**Stated task**
Repeat each entry in full, exactly.

**Data supplied**
· · · ·

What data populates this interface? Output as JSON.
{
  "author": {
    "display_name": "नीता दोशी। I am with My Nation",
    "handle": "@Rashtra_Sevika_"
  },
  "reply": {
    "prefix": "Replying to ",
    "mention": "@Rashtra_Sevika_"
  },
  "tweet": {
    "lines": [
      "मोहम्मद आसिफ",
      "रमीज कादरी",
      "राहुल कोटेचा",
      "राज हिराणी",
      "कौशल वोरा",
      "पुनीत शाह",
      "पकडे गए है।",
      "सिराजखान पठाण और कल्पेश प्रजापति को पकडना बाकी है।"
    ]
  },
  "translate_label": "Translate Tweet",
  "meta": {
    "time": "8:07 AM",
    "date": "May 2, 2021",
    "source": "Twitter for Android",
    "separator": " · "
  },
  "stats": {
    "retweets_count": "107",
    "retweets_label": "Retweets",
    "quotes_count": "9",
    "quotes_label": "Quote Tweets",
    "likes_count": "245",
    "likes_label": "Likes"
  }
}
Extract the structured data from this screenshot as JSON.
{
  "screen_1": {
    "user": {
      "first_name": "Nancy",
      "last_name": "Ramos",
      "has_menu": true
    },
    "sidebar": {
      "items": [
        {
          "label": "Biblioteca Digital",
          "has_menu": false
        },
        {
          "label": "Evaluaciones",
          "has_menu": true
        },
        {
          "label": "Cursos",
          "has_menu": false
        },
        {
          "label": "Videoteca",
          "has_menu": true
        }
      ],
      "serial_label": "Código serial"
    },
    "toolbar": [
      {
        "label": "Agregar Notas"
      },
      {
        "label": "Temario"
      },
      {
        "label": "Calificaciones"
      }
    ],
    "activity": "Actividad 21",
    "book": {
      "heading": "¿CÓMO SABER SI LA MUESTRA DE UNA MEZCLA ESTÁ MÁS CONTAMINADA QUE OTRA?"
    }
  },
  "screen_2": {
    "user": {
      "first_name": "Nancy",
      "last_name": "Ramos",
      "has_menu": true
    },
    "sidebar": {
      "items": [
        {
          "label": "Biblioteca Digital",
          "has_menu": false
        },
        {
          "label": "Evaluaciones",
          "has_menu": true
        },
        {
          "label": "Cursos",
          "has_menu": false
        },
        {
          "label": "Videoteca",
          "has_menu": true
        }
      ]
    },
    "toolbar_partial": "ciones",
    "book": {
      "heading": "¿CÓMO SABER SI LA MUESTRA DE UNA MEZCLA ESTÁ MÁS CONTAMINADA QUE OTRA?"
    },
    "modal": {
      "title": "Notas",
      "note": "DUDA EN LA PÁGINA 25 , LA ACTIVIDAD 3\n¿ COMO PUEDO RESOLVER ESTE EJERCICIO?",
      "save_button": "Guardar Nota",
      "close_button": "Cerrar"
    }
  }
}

· · · ·

**In response**
What data populates this interface? Output as JSON.
{
  "author": {
    "display_name": "नीता दोशी। I am with My Nation",
    "handle": "@Rashtra_Sevika_"
  },
  "reply": {
    "prefix": "Replying to ",
    "mention": "@Rashtra_Sevika_"
  },
  "tweet": {
    "lines": [
      "मोहम्मद आसिफ",
      "रमीज कादरी",
      "राहुल कोटेचा",
      "राज हिराणी",
      "कौशल वोरा",
      "पुनीत शाह",
      "पकडे गए है।",
      "सिराजखान पठाण और कल्पेश प्रजापति को पकडना बाकी है।"
    ]
  },
  "translate_label": "Translate Tweet",
  "meta": {
    "time": "8:07 AM",
    "date": "May 2, 2021",
    "source": "Twitter for Android",
    "separator": " · "
  },
  "stats": {
    "retweets_count": "107",
    "retweets_label": "Retweets",
    "quotes_count": "9",
    "quotes_label": "Quote Tweets",
    "likes_count": "245",
    "likes_label": "Likes"
  }
}
Extract the structured data from this screenshot as JSON.
{
  "screen_1": {
    "user": {
      "first_name": "Nancy",
      "last_name": "Ramos",
      "has_menu": true
    },
    "sidebar": {
      "items": [
        {
          "label": "Biblioteca Digital",
          "has_menu": false
        },
        {
          "label": "Evaluaciones",
          "has_menu": true
        },
        {
          "label": "Cursos",
          "has_menu": false
        },
        {
          "label": "Videoteca",
          "has_menu": true
        }
      ],
      "serial_label": "Código serial"
    },
    "toolbar": [
      {
        "label": "Agregar Notas"
      },
      {
        "label": "Temario"
      },
      {
        "label": "Calificaciones"
      }
    ],
    "activity": "Actividad 21",
    "book": {
      "heading": "¿CÓMO SABER SI LA MUESTRA DE UNA MEZCLA ESTÁ MÁS CONTAMINADA QUE OTRA?"
    }
  },
  "screen_2": {
    "user": {
      "first_name": "Nancy",
      "last_name": "Ramos",
      "has_menu": true
    },
    "sidebar": {
      "items": [
        {
          "label": "Biblioteca Digital",
          "has_menu": false
        },
        {
          "label": "Evaluaciones",
          "has_menu": true
        },
        {
          "label": "Cursos",
          "has_menu": false
        },
        {
          "label": "Videoteca",
          "has_menu": true
        }
      ]
    },
    "toolbar_partial": "ciones",
    "book": {
      "heading": "¿CÓMO SABER SI LA MUESTRA DE UNA MEZCLA ESTÁ MÁS CONTAMINADA QUE OTRA?"
    },
    "modal": {
      "title": "Notas",
      "note": "DUDA EN LA PÁGINA 25 , LA ACTIVIDAD 3\n¿ COMO PUEDO RESOLVER ESTE EJERCICIO?",
      "save_button": "Guardar Nota",
      "close_button": "Cerrar"
    }
  }
}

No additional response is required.